Stored entries:
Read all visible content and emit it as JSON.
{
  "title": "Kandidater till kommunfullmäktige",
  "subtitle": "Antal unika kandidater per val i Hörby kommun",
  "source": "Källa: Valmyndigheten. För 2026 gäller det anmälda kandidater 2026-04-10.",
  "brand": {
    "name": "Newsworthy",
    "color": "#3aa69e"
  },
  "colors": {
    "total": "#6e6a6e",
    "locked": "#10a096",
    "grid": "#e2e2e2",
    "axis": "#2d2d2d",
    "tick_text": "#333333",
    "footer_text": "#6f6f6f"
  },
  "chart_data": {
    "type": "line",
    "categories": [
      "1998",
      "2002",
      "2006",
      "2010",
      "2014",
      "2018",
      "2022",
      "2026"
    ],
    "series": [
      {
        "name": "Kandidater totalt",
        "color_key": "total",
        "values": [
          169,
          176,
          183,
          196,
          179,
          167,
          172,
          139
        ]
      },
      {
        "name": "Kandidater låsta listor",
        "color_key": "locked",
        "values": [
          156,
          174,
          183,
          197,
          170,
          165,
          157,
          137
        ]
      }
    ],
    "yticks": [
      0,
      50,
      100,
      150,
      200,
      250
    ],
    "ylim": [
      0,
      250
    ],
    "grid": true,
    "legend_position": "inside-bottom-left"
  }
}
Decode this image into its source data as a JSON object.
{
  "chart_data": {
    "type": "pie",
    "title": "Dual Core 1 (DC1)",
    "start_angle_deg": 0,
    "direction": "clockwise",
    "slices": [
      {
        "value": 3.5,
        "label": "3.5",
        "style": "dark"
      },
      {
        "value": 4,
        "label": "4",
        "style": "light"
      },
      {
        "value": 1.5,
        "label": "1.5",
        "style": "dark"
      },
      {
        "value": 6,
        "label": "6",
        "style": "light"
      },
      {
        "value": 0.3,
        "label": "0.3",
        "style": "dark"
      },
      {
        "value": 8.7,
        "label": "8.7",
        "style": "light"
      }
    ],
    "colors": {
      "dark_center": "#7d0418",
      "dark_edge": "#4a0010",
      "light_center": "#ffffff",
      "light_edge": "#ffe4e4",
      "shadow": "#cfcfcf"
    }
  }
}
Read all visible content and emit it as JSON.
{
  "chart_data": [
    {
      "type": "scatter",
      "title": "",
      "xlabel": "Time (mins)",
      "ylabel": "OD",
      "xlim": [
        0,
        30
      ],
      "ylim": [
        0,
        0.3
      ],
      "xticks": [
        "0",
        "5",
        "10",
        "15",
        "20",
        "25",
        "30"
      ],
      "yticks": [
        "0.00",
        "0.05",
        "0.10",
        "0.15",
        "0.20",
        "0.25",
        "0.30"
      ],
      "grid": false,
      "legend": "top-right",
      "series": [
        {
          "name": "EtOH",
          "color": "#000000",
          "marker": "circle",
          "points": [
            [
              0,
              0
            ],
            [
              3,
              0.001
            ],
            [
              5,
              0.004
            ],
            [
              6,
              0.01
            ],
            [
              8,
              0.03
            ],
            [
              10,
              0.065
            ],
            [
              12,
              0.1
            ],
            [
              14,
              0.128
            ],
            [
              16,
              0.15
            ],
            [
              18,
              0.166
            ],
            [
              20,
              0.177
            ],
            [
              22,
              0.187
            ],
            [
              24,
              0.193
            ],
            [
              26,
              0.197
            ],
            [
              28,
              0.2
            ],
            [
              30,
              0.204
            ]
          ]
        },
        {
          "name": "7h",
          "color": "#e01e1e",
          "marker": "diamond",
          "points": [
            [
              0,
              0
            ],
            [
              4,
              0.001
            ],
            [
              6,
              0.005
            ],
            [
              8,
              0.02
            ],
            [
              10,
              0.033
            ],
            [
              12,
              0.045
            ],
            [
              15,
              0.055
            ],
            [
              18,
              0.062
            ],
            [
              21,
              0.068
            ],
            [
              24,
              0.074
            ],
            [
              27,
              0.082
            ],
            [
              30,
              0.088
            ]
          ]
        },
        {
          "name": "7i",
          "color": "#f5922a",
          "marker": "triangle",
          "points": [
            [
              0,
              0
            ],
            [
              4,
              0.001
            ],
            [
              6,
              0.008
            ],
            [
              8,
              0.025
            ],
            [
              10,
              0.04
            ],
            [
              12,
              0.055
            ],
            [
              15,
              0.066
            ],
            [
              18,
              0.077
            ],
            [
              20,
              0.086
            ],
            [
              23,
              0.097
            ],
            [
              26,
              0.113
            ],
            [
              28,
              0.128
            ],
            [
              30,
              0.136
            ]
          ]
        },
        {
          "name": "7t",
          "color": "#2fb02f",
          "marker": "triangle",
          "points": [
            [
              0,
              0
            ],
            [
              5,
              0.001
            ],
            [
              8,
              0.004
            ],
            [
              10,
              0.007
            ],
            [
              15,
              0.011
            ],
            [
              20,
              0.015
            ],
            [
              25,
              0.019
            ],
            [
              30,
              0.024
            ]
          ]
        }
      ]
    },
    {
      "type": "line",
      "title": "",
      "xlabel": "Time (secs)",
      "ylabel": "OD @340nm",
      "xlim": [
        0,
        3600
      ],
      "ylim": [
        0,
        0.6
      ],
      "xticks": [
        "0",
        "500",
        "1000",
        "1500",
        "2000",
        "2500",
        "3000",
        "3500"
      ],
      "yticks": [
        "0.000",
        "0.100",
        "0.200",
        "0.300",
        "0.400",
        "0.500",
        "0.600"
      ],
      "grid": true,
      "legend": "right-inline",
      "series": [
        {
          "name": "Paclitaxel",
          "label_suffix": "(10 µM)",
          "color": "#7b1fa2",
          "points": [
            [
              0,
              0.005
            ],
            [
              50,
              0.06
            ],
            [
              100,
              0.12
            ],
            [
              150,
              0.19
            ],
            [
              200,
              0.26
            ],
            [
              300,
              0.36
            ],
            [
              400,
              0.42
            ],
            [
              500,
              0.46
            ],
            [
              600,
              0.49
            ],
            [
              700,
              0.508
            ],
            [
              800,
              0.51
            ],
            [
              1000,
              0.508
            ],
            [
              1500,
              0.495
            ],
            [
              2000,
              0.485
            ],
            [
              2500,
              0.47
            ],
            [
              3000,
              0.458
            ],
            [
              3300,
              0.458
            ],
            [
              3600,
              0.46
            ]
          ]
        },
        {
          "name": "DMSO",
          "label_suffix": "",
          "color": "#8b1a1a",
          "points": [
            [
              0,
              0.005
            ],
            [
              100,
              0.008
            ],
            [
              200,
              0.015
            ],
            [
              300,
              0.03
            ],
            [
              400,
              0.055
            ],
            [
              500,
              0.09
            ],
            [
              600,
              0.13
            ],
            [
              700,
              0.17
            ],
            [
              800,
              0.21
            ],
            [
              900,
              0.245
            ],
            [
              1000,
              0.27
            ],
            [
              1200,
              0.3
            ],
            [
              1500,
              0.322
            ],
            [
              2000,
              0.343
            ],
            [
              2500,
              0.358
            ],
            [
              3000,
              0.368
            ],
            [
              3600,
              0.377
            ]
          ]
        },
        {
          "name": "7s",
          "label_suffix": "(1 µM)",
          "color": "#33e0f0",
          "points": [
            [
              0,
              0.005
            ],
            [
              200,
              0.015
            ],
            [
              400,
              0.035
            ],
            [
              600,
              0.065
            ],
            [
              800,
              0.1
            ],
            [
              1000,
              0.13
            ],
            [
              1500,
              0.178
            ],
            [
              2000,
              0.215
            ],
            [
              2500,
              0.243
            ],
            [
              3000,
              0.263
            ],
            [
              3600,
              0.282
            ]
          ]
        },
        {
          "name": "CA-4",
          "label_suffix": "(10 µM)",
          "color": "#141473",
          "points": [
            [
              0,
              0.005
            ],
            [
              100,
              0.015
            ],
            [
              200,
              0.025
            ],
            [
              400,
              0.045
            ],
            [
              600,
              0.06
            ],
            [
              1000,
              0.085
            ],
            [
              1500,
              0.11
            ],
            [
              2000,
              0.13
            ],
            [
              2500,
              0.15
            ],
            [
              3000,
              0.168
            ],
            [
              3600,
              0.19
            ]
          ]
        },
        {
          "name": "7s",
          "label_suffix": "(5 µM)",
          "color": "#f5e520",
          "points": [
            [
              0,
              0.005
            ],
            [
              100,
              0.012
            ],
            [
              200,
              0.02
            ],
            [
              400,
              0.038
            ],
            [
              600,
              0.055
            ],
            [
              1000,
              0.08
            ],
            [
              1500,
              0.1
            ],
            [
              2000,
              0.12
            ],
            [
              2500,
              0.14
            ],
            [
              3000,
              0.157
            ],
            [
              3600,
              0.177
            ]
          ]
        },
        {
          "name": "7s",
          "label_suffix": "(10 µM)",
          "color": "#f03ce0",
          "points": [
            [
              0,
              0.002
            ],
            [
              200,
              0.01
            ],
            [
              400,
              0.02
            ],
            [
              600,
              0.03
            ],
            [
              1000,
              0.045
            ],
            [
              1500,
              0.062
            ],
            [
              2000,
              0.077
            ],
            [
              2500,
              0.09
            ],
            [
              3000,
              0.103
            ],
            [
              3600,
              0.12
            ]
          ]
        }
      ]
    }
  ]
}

Task to complete: Return only the count of lines in the records that hold the word "marker".

Output of the exercise: 4